(What to do):
Identify every line below that contains the string "text" and copy each one.

(Material for the task):
## start
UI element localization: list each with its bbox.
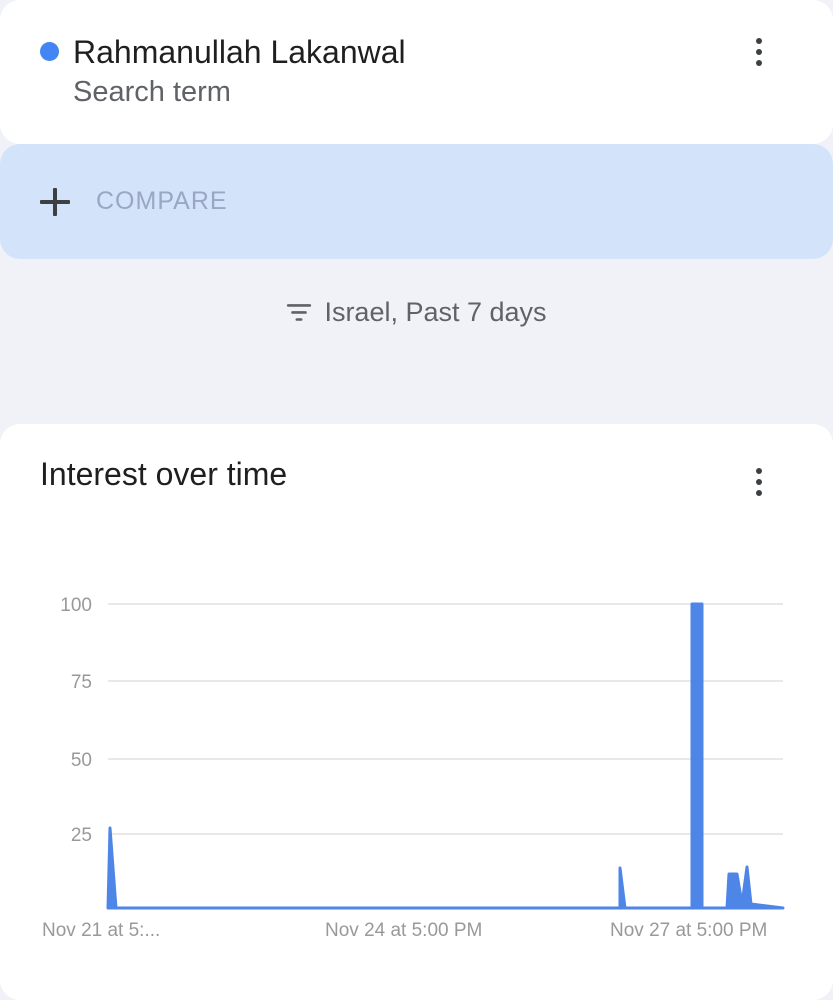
svg-text:Nov 21 at 5:...: Nov 21 at 5:...	[42, 920, 160, 941]
svg-text:100: 100	[60, 595, 92, 616]
svg-text:50: 50	[71, 750, 92, 771]
svg-text:75: 75	[71, 672, 92, 693]
svg-text:25: 25	[71, 825, 92, 846]
svg-text:Nov 24 at 5:00 PM: Nov 24 at 5:00 PM	[325, 920, 482, 941]
svg-text:Nov 27 at 5:00 PM: Nov 27 at 5:00 PM	[610, 920, 767, 941]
## end
(Complete output):
svg-text:Nov 21 at 5:...: Nov 21 at 5:...	[42, 920, 160, 941]
svg-text:100: 100	[60, 595, 92, 616]
svg-text:50: 50	[71, 750, 92, 771]
svg-text:75: 75	[71, 672, 92, 693]
svg-text:25: 25	[71, 825, 92, 846]
svg-text:Nov 24 at 5:00 PM: Nov 24 at 5:00 PM	[325, 920, 482, 941]
svg-text:Nov 27 at 5:00 PM: Nov 27 at 5:00 PM	[610, 920, 767, 941]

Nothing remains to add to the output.